The records below are made of lines; count those holding the word "title" and give the number only.

═══ AVAILABLE DATA

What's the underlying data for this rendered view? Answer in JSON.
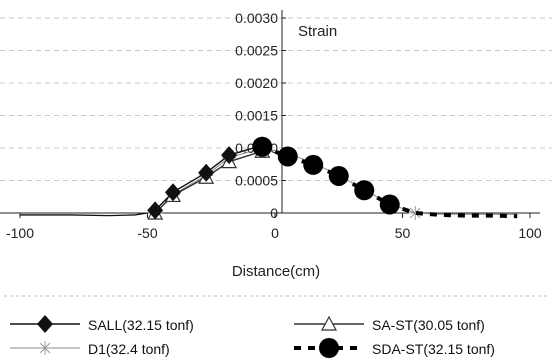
{
  "chart_data": {
    "type": "line",
    "xlabel": "Distance(cm)",
    "ylabel": "Strain",
    "xlim": [
      -100,
      100
    ],
    "ylim": [
      0,
      0.003
    ],
    "x_ticks": [
      -100,
      -50,
      0,
      50,
      100
    ],
    "y_ticks": [
      0,
      0.0005,
      0.001,
      0.0015,
      0.002,
      0.0025,
      0.003
    ],
    "x_tick_labels": [
      "-100",
      "-50",
      "0",
      "50",
      "100"
    ],
    "y_tick_labels": [
      "0",
      "0.0005",
      "0.0010",
      "0.0015",
      "0.0020",
      "0.0025",
      "0.0030"
    ],
    "grid": true,
    "legend_position": "bottom",
    "series": [
      {
        "name": "SALL(32.15 tonf)",
        "marker": "diamond",
        "line": "solid",
        "color": "#111111",
        "x": [
          -47,
          -40,
          -27,
          -18,
          -5
        ],
        "y": [
          4e-05,
          0.00032,
          0.00062,
          0.00089,
          0.00104
        ]
      },
      {
        "name": "SA-ST(30.05 tonf)",
        "marker": "open-triangle",
        "line": "solid",
        "color": "#333333",
        "x": [
          -47,
          -40,
          -27,
          -18,
          -5
        ],
        "y": [
          0.0,
          0.00027,
          0.00055,
          0.00079,
          0.00095
        ]
      },
      {
        "name": "D1(32.4 tonf)",
        "marker": "asterisk",
        "line": "thin",
        "color": "#888888",
        "x": [
          -47,
          -40,
          -27,
          -18,
          -5,
          5,
          15,
          25,
          35,
          45,
          55,
          65,
          75,
          85,
          95
        ],
        "y": [
          0.0,
          0.00028,
          0.00058,
          0.00085,
          0.001,
          0.00092,
          0.00077,
          0.00058,
          0.00036,
          0.00014,
          0.0,
          -2e-05,
          -2e-05,
          -2e-05,
          -2e-05
        ]
      },
      {
        "name": "SDA-ST(32.15 tonf)",
        "marker": "filled-circle",
        "line": "dashed",
        "color": "#000000",
        "x": [
          -5,
          5,
          15,
          25,
          35,
          45,
          55,
          65,
          75,
          85,
          95
        ],
        "y": [
          0.00102,
          0.00087,
          0.00074,
          0.00057,
          0.00035,
          0.00013,
          0.0,
          -3e-05,
          -4e-05,
          -4e-05,
          -5e-05
        ]
      }
    ],
    "baseline_curve": {
      "x": [
        -100,
        -80,
        -65,
        -55,
        -50
      ],
      "y": [
        -3e-05,
        -3e-05,
        -4e-05,
        -3e-05,
        0.0
      ]
    }
  }
}
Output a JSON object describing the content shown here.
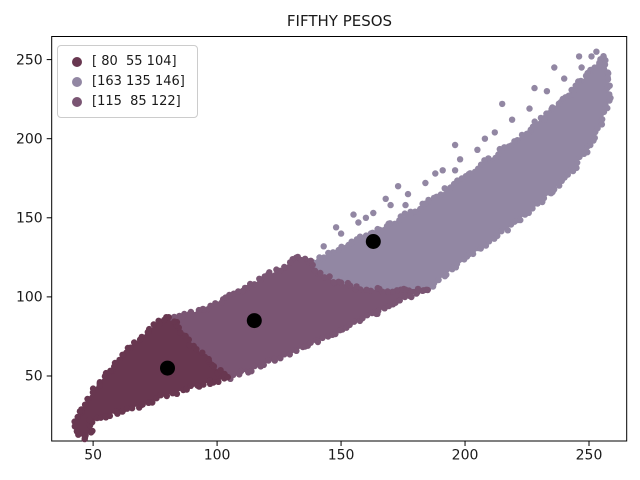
{
  "title": "FIFTHY PESOS",
  "chart_data": {
    "type": "scatter",
    "title": "FIFTHY PESOS",
    "xlabel": "",
    "ylabel": "",
    "xlim": [
      33.3,
      265.2
    ],
    "ylim": [
      8.9,
      264.6
    ],
    "x_ticks": [
      50,
      100,
      150,
      200,
      250
    ],
    "y_ticks": [
      50,
      100,
      150,
      200,
      250
    ],
    "grid": false,
    "legend": {
      "position": "upper left"
    },
    "marker_radius": 3.2,
    "centroid_radius": 7.5,
    "centroid_color": "#000000",
    "clusters": [
      {
        "name": "cluster-80-55-104",
        "label": "[ 80  55 104]",
        "color": "#683750",
        "centroid": [
          80,
          55
        ],
        "outline": [
          [
            43,
            14
          ],
          [
            46,
            11
          ],
          [
            49,
            15
          ],
          [
            49,
            21
          ],
          [
            55,
            25
          ],
          [
            62,
            28
          ],
          [
            70,
            32
          ],
          [
            78,
            37
          ],
          [
            88,
            42
          ],
          [
            97,
            46
          ],
          [
            105,
            49
          ],
          [
            101,
            53
          ],
          [
            96,
            60
          ],
          [
            91,
            68
          ],
          [
            87,
            76
          ],
          [
            84,
            83
          ],
          [
            80,
            86
          ],
          [
            76,
            84
          ],
          [
            72,
            78
          ],
          [
            67,
            71
          ],
          [
            62,
            63
          ],
          [
            57,
            54
          ],
          [
            52,
            45
          ],
          [
            48,
            36
          ],
          [
            45,
            27
          ],
          [
            43,
            20
          ]
        ],
        "outliers": []
      },
      {
        "name": "cluster-163-135-146",
        "label": "[163 135 146]",
        "color": "#9287A3",
        "centroid": [
          163,
          135
        ],
        "outline": [
          [
            185,
            105
          ],
          [
            196,
            119
          ],
          [
            210,
            135
          ],
          [
            222,
            149
          ],
          [
            234,
            165
          ],
          [
            243,
            180
          ],
          [
            250,
            195
          ],
          [
            255,
            210
          ],
          [
            258,
            225
          ],
          [
            258,
            240
          ],
          [
            256,
            252
          ],
          [
            251,
            243
          ],
          [
            246,
            235
          ],
          [
            240,
            226
          ],
          [
            233,
            216
          ],
          [
            226,
            206
          ],
          [
            218,
            196
          ],
          [
            210,
            187
          ],
          [
            202,
            178
          ],
          [
            194,
            169
          ],
          [
            186,
            161
          ],
          [
            178,
            153
          ],
          [
            170,
            146
          ],
          [
            162,
            141
          ],
          [
            154,
            135
          ],
          [
            147,
            129
          ],
          [
            141,
            124
          ],
          [
            137,
            122
          ],
          [
            141,
            115
          ],
          [
            147,
            110
          ],
          [
            156,
            106
          ],
          [
            166,
            104
          ],
          [
            176,
            105
          ]
        ],
        "outliers": [
          [
            143,
            132
          ],
          [
            150,
            140
          ],
          [
            157,
            147
          ],
          [
            163,
            153
          ],
          [
            155,
            152
          ],
          [
            170,
            158
          ],
          [
            177,
            165
          ],
          [
            184,
            172
          ],
          [
            173,
            170
          ],
          [
            191,
            180
          ],
          [
            198,
            187
          ],
          [
            205,
            193
          ],
          [
            196,
            196
          ],
          [
            212,
            204
          ],
          [
            219,
            212
          ],
          [
            226,
            219
          ],
          [
            215,
            222
          ],
          [
            233,
            230
          ],
          [
            240,
            238
          ],
          [
            247,
            245
          ],
          [
            236,
            245
          ],
          [
            251,
            252
          ],
          [
            254,
            246
          ],
          [
            228,
            232
          ],
          [
            208,
            200
          ],
          [
            188,
            178
          ],
          [
            168,
            162
          ],
          [
            148,
            144
          ],
          [
            246,
            252
          ],
          [
            253,
            255
          ],
          [
            232,
            212
          ],
          [
            244,
            228
          ],
          [
            196,
            180
          ],
          [
            176,
            158
          ],
          [
            160,
            150
          ]
        ]
      },
      {
        "name": "cluster-115-85-122",
        "label": "[115  85 122]",
        "color": "#7A5573",
        "centroid": [
          115,
          85
        ],
        "outline": [
          [
            105,
            49
          ],
          [
            112,
            53
          ],
          [
            123,
            60
          ],
          [
            136,
            69
          ],
          [
            150,
            79
          ],
          [
            164,
            90
          ],
          [
            178,
            101
          ],
          [
            185,
            105
          ],
          [
            176,
            105
          ],
          [
            166,
            104
          ],
          [
            156,
            106
          ],
          [
            147,
            110
          ],
          [
            141,
            115
          ],
          [
            137,
            122
          ],
          [
            132,
            125
          ],
          [
            127,
            119
          ],
          [
            120,
            113
          ],
          [
            112,
            106
          ],
          [
            103,
            99
          ],
          [
            94,
            92
          ],
          [
            86,
            88
          ],
          [
            80,
            86
          ],
          [
            84,
            83
          ],
          [
            87,
            76
          ],
          [
            91,
            68
          ],
          [
            96,
            60
          ],
          [
            101,
            53
          ]
        ],
        "outliers": []
      }
    ]
  }
}
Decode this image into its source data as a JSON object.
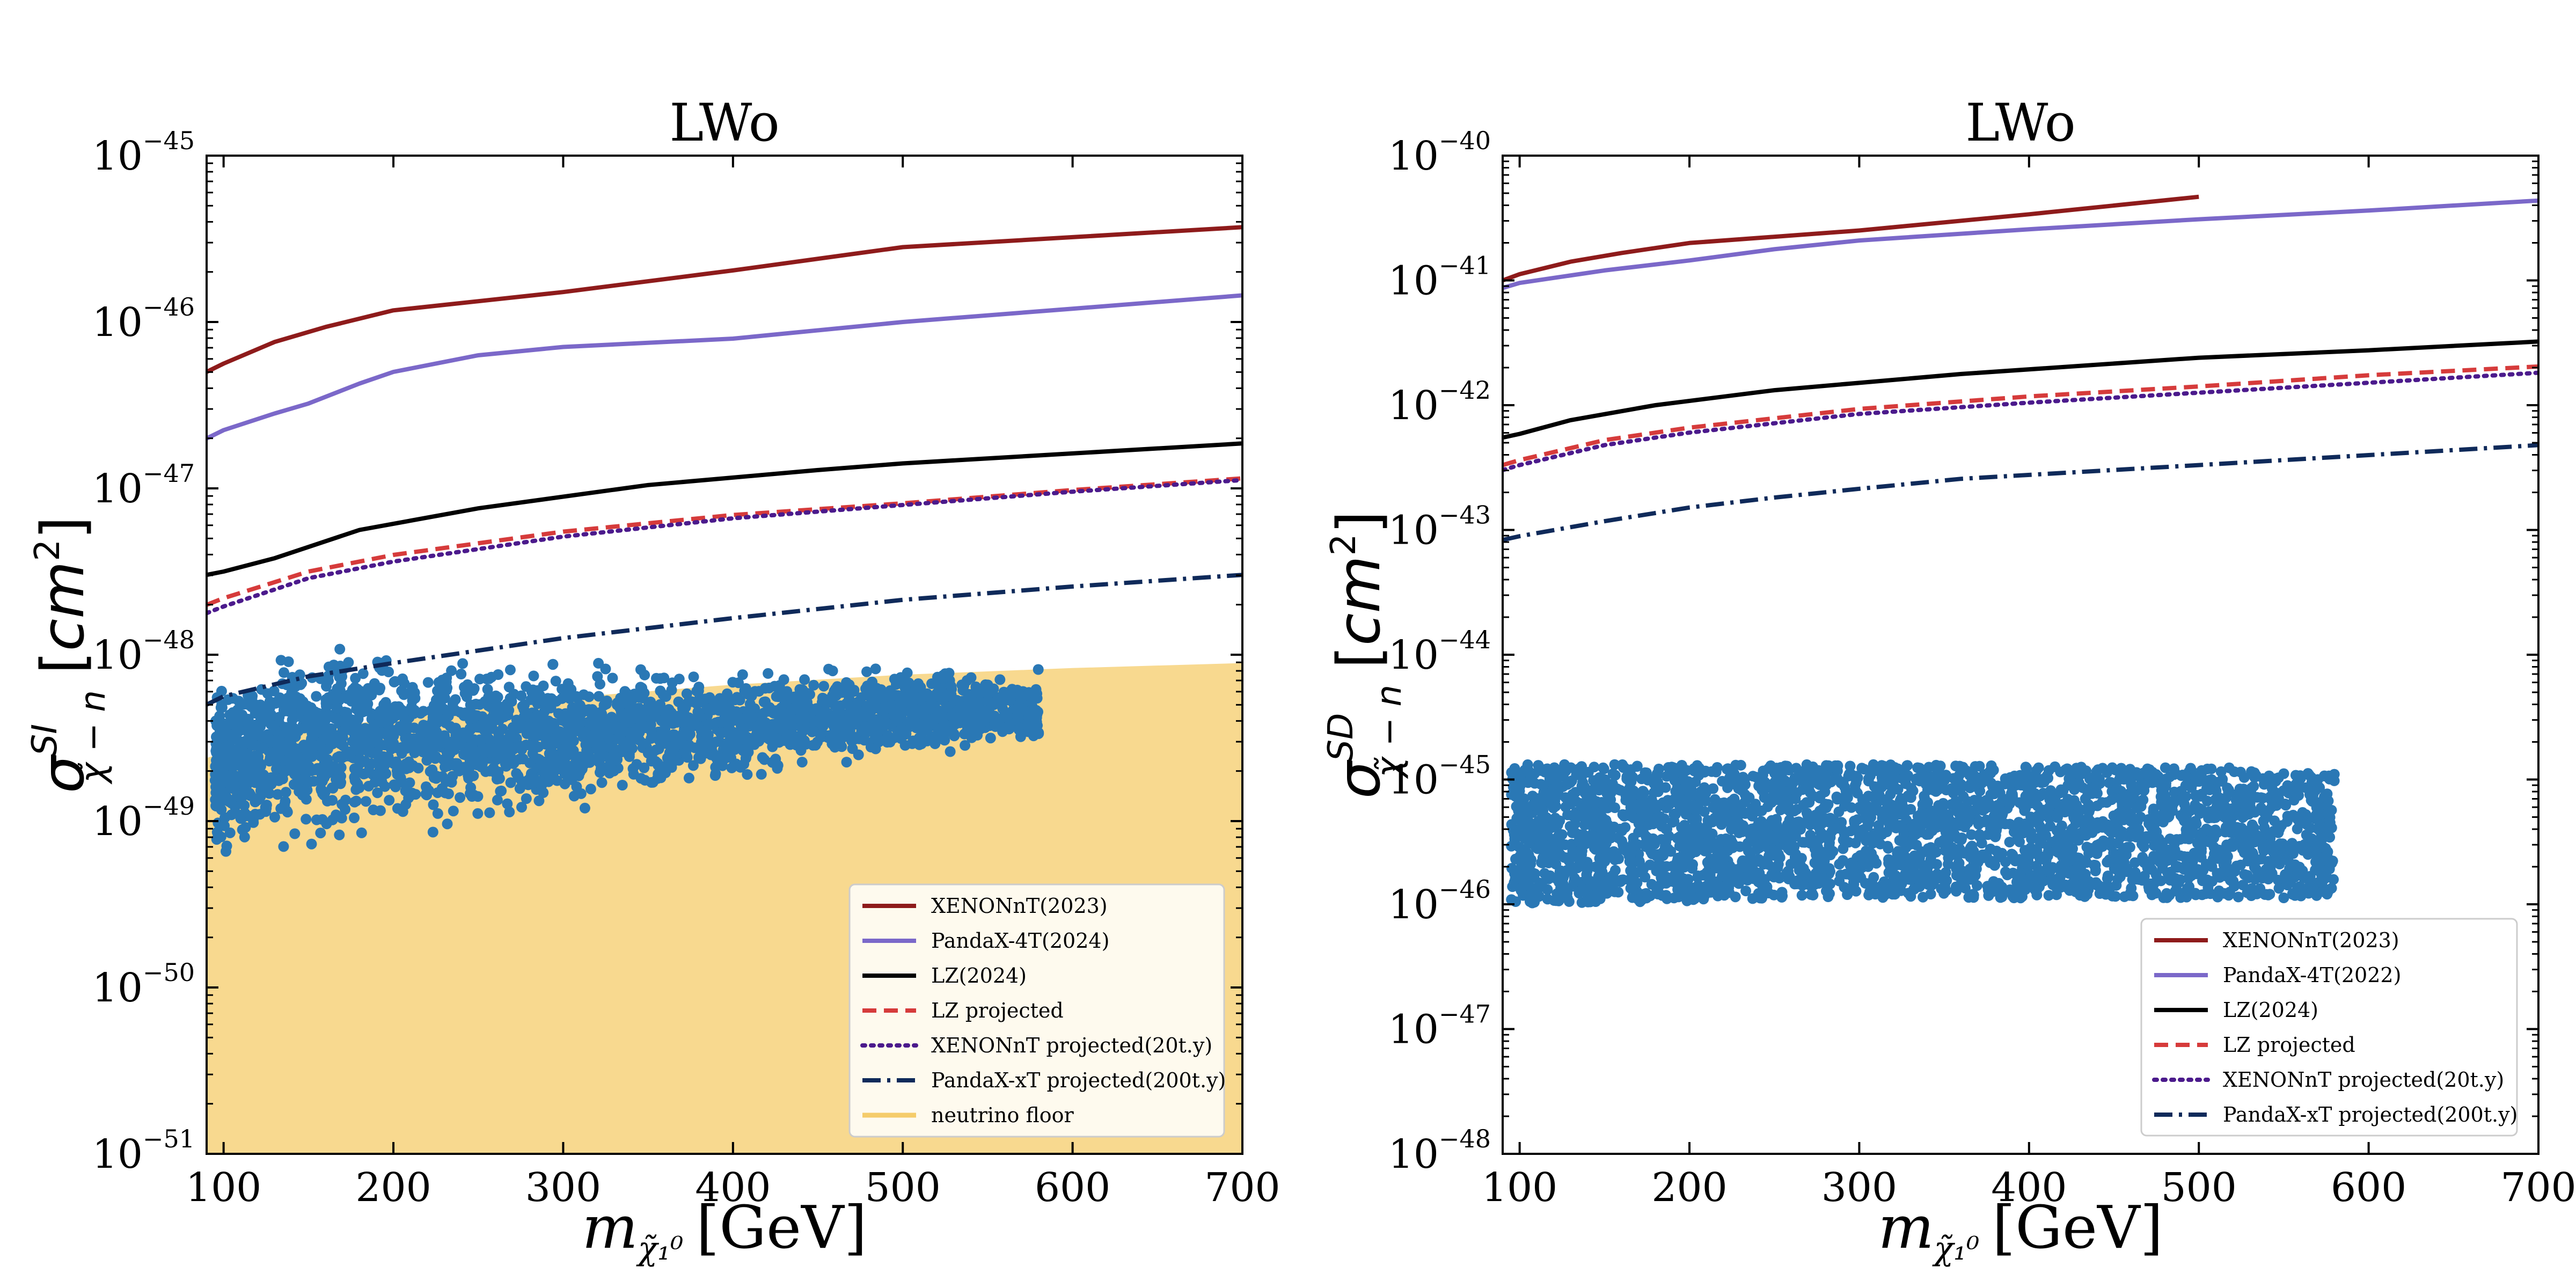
{
  "chart_data": [
    {
      "type": "scatter",
      "title": "LWo",
      "xlabel": "m_{χ̃₁⁰} [GeV]",
      "xlabel_main": "m",
      "xlabel_sub": "χ̃₁⁰",
      "xlabel_unit": "[GeV]",
      "ylabel": "σ^{SI}_{χ̃−n} [cm²]",
      "ylabel_sup": "SI",
      "xlim": [
        90,
        700
      ],
      "ylim_log10": [
        -51,
        -45
      ],
      "x_ticks": [
        "100",
        "200",
        "300",
        "400",
        "500",
        "600",
        "700"
      ],
      "y_tick_exponents": [
        "-51",
        "-50",
        "-49",
        "-48",
        "-47",
        "-46",
        "-45"
      ],
      "legend_position": "lower right",
      "series": [
        {
          "name": "XENONnT(2023)",
          "color": "#8e1b1b",
          "style": "solid",
          "x": [
            90,
            100,
            130,
            160,
            200,
            300,
            400,
            500,
            600,
            700
          ],
          "y_log10": [
            -46.3,
            -46.25,
            -46.12,
            -46.03,
            -45.93,
            -45.82,
            -45.69,
            -45.55,
            -45.49,
            -45.43
          ]
        },
        {
          "name": "PandaX-4T(2024)",
          "color": "#7b68c9",
          "style": "solid",
          "x": [
            90,
            100,
            130,
            150,
            180,
            200,
            250,
            300,
            400,
            500,
            600,
            700
          ],
          "y_log10": [
            -46.7,
            -46.65,
            -46.55,
            -46.49,
            -46.37,
            -46.3,
            -46.2,
            -46.15,
            -46.1,
            -46.0,
            -45.92,
            -45.84
          ]
        },
        {
          "name": "LZ(2024)",
          "color": "#000000",
          "style": "solid",
          "x": [
            90,
            100,
            130,
            180,
            250,
            350,
            450,
            500,
            600,
            700
          ],
          "y_log10": [
            -47.52,
            -47.5,
            -47.42,
            -47.25,
            -47.12,
            -46.98,
            -46.89,
            -46.85,
            -46.79,
            -46.73
          ]
        },
        {
          "name": "LZ projected",
          "color": "#d63b3b",
          "style": "dashed",
          "x": [
            90,
            100,
            150,
            200,
            300,
            400,
            500,
            600,
            700
          ],
          "y_log10": [
            -47.7,
            -47.66,
            -47.5,
            -47.4,
            -47.26,
            -47.16,
            -47.09,
            -47.01,
            -46.94
          ]
        },
        {
          "name": "XENONnT projected(20t.y)",
          "color": "#4b1a8c",
          "style": "dotted",
          "x": [
            90,
            100,
            150,
            200,
            300,
            400,
            500,
            600,
            700
          ],
          "y_log10": [
            -47.75,
            -47.71,
            -47.54,
            -47.44,
            -47.29,
            -47.18,
            -47.1,
            -47.02,
            -46.95
          ]
        },
        {
          "name": "PandaX-xT projected(200t.y)",
          "color": "#0f2a5a",
          "style": "dashdot",
          "x": [
            90,
            100,
            150,
            200,
            300,
            400,
            500,
            600,
            700
          ],
          "y_log10": [
            -48.3,
            -48.25,
            -48.13,
            -48.05,
            -47.9,
            -47.78,
            -47.67,
            -47.59,
            -47.52
          ]
        },
        {
          "name": "neutrino floor",
          "color": "#f5cc6a",
          "style": "fill",
          "x": [
            90,
            100,
            150,
            200,
            300,
            400,
            500,
            600,
            700
          ],
          "y_log10": [
            -48.62,
            -48.59,
            -48.46,
            -48.38,
            -48.26,
            -48.18,
            -48.12,
            -48.08,
            -48.05
          ]
        }
      ],
      "scatter_region": {
        "color": "#2a78b5",
        "x_range": [
          95,
          580
        ],
        "y_low_log10_at_x": [
          [
            95,
            -49.3
          ],
          [
            200,
            -49.15
          ],
          [
            300,
            -49.0
          ],
          [
            400,
            -48.8
          ],
          [
            500,
            -48.65
          ],
          [
            560,
            -48.6
          ]
        ],
        "y_high_log10_at_x": [
          [
            95,
            -48.1
          ],
          [
            160,
            -47.8
          ],
          [
            250,
            -47.95
          ],
          [
            400,
            -48.05
          ],
          [
            560,
            -48.05
          ]
        ]
      }
    },
    {
      "type": "scatter",
      "title": "LWo",
      "xlabel": "m_{χ̃₁⁰} [GeV]",
      "xlabel_main": "m",
      "xlabel_sub": "χ̃₁⁰",
      "xlabel_unit": "[GeV]",
      "ylabel": "σ^{SD}_{χ̃−n} [cm²]",
      "ylabel_sup": "SD",
      "xlim": [
        90,
        700
      ],
      "ylim_log10": [
        -48,
        -40
      ],
      "x_ticks": [
        "100",
        "200",
        "300",
        "400",
        "500",
        "600",
        "700"
      ],
      "y_tick_exponents": [
        "-48",
        "-47",
        "-46",
        "-45",
        "-44",
        "-43",
        "-42",
        "-41",
        "-40"
      ],
      "legend_position": "lower right",
      "series": [
        {
          "name": "XENONnT(2023)",
          "color": "#8e1b1b",
          "style": "solid",
          "x": [
            90,
            100,
            130,
            160,
            200,
            300,
            400,
            500
          ],
          "y_log10": [
            -41.0,
            -40.95,
            -40.85,
            -40.78,
            -40.7,
            -40.6,
            -40.47,
            -40.33
          ]
        },
        {
          "name": "PandaX-4T(2022)",
          "color": "#7b68c9",
          "style": "solid",
          "x": [
            90,
            100,
            150,
            200,
            250,
            300,
            400,
            500,
            600,
            700
          ],
          "y_log10": [
            -41.06,
            -41.02,
            -40.92,
            -40.84,
            -40.75,
            -40.68,
            -40.59,
            -40.51,
            -40.44,
            -40.36
          ]
        },
        {
          "name": "LZ(2024)",
          "color": "#000000",
          "style": "solid",
          "x": [
            90,
            100,
            130,
            180,
            250,
            360,
            500,
            600,
            700
          ],
          "y_log10": [
            -42.26,
            -42.23,
            -42.12,
            -42.0,
            -41.88,
            -41.75,
            -41.62,
            -41.56,
            -41.49
          ]
        },
        {
          "name": "LZ projected",
          "color": "#d63b3b",
          "style": "dashed",
          "x": [
            90,
            100,
            150,
            200,
            300,
            400,
            500,
            600,
            700
          ],
          "y_log10": [
            -42.48,
            -42.44,
            -42.28,
            -42.18,
            -42.03,
            -41.93,
            -41.85,
            -41.76,
            -41.69
          ]
        },
        {
          "name": "XENONnT projected(20t.y)",
          "color": "#4b1a8c",
          "style": "dotted",
          "x": [
            90,
            100,
            150,
            200,
            300,
            400,
            500,
            600,
            700
          ],
          "y_log10": [
            -42.52,
            -42.48,
            -42.32,
            -42.22,
            -42.07,
            -41.98,
            -41.9,
            -41.82,
            -41.74
          ]
        },
        {
          "name": "PandaX-xT projected(200t.y)",
          "color": "#0f2a5a",
          "style": "dashdot",
          "x": [
            90,
            100,
            150,
            200,
            250,
            300,
            360,
            500,
            600,
            700
          ],
          "y_log10": [
            -43.08,
            -43.05,
            -42.93,
            -42.82,
            -42.74,
            -42.67,
            -42.59,
            -42.48,
            -42.4,
            -42.32
          ]
        }
      ],
      "scatter_region": {
        "color": "#2a78b5",
        "x_range": [
          95,
          580
        ],
        "y_low_log10_at_x": [
          [
            95,
            -46.0
          ],
          [
            300,
            -45.95
          ],
          [
            500,
            -45.95
          ],
          [
            575,
            -45.95
          ]
        ],
        "y_high_log10_at_x": [
          [
            95,
            -44.88
          ],
          [
            300,
            -44.88
          ],
          [
            520,
            -44.9
          ],
          [
            560,
            -44.95
          ]
        ]
      }
    }
  ]
}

══════

_SOLVED PROBLEM:_ 4